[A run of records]
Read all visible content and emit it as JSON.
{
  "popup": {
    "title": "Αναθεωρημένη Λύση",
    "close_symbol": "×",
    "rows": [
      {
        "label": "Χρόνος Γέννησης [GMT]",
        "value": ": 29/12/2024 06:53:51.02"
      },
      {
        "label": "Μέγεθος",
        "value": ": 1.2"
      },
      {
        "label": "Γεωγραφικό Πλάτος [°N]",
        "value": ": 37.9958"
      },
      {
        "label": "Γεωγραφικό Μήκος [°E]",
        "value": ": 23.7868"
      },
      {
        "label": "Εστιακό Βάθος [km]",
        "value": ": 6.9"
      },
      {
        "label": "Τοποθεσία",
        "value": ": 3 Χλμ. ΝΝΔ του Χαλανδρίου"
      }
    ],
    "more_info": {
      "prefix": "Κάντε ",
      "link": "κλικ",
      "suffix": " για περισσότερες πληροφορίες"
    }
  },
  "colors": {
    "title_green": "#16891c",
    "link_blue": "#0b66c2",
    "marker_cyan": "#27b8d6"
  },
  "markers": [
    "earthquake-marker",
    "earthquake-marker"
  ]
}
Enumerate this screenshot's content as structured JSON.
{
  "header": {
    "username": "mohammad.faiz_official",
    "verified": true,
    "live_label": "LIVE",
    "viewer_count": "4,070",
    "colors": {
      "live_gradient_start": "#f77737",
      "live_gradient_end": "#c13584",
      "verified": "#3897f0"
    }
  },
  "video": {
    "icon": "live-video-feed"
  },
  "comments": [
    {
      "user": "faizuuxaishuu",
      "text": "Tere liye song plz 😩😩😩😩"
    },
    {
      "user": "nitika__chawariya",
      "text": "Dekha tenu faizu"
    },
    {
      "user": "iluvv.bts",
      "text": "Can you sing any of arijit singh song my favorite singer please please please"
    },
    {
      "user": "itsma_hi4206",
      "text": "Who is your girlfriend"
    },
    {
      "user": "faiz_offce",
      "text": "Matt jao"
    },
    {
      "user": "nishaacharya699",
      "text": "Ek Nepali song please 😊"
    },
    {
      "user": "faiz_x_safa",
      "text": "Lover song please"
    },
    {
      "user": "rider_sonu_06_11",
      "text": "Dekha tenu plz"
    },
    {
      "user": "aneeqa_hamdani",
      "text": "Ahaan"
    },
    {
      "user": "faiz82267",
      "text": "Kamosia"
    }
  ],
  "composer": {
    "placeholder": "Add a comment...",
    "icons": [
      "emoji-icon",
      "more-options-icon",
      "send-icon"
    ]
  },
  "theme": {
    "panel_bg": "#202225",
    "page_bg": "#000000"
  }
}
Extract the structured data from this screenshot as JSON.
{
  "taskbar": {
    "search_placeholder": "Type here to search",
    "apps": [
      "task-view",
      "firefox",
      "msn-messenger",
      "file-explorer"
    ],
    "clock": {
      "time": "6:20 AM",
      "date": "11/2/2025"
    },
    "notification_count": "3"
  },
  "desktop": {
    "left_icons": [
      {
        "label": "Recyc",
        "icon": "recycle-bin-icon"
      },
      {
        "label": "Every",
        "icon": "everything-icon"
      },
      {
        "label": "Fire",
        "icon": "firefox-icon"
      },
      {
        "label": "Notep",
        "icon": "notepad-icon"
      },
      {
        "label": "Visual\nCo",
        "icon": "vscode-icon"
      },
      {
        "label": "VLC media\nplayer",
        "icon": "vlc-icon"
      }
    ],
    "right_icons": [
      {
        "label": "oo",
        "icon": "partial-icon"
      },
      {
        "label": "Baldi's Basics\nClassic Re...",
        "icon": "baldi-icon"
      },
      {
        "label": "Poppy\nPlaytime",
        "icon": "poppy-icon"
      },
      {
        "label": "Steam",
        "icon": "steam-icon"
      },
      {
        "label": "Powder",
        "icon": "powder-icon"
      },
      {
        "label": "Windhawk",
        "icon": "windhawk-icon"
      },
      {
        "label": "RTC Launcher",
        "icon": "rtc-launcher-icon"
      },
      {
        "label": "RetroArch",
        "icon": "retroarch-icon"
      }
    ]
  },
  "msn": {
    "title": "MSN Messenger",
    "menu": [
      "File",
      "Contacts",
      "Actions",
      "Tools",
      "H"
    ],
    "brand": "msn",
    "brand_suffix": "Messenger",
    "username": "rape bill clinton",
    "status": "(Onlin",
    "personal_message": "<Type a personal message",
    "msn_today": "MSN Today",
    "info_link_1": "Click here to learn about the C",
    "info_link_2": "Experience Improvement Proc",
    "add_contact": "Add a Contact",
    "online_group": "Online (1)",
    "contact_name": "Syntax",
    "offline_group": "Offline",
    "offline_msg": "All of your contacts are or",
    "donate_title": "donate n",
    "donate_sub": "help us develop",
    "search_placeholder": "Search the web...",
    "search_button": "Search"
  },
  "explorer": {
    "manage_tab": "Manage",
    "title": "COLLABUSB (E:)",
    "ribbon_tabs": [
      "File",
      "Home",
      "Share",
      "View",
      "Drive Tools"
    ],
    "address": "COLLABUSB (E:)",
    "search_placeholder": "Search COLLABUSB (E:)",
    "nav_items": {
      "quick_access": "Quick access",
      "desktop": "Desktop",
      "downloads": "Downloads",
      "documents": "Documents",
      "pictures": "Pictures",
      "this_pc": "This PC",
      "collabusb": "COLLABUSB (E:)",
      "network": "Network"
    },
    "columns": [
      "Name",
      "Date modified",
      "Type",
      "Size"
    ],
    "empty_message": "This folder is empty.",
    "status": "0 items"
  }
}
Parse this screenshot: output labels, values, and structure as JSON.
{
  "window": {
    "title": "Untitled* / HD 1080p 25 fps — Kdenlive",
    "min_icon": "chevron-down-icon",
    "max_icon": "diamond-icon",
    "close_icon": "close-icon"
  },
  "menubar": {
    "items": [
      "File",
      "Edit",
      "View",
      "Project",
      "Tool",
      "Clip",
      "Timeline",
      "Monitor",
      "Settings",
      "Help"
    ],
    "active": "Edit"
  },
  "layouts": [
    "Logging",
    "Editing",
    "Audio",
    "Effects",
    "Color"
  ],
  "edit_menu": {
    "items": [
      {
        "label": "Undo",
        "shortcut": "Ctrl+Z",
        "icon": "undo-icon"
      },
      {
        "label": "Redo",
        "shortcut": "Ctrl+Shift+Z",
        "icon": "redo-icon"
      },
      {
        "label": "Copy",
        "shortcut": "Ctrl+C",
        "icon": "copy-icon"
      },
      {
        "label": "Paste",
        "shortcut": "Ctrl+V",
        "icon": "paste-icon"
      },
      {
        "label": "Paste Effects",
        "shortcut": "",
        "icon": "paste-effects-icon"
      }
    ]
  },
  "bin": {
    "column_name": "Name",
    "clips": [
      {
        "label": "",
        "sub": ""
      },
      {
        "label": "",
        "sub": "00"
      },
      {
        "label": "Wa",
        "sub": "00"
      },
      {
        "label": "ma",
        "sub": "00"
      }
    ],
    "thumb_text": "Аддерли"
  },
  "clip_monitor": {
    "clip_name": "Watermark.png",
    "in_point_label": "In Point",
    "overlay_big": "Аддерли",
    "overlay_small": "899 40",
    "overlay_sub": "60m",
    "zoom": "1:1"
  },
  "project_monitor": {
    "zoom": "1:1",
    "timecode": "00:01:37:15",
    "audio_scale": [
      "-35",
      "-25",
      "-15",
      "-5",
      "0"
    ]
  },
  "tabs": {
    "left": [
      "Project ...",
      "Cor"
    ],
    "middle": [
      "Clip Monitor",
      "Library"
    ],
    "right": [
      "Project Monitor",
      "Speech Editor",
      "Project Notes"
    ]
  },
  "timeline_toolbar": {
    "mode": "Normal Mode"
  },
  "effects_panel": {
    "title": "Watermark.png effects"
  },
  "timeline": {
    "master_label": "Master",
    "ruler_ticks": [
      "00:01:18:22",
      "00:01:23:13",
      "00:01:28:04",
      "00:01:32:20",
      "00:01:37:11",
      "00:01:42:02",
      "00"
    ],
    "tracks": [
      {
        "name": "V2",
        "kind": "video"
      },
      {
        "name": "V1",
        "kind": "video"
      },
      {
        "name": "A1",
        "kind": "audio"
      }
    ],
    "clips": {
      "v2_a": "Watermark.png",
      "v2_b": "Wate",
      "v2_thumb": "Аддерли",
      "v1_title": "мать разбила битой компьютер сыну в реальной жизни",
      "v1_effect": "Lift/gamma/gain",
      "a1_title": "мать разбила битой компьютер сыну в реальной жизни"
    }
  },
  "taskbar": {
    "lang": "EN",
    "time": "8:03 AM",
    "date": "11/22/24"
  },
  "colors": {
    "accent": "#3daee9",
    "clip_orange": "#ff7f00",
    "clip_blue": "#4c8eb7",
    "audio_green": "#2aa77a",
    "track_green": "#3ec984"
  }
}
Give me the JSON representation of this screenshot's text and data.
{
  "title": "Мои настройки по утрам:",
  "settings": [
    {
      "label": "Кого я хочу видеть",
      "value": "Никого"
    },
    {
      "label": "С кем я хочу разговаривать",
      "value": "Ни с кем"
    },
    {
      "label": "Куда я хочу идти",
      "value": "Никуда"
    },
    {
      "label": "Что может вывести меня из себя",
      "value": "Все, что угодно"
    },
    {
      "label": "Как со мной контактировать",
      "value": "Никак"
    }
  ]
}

Problem details: Give back, exactly as written, the lines from the one with "Give me the" to the last line.

Task solution:
Give me the JSON representation of this screenshot's text and data.
{
  "title": "Мои настройки по утрам:",
  "settings": [
    {
      "label": "Кого я хочу видеть",
      "value": "Никого"
    },
    {
      "label": "С кем я хочу разговаривать",
      "value": "Ни с кем"
    },
    {
      "label": "Куда я хочу идти",
      "value": "Никуда"
    },
    {
      "label": "Что может вывести меня из себя",
      "value": "Все, что угодно"
    },
    {
      "label": "Как со мной контактировать",
      "value": "Никак"
    }
  ]
}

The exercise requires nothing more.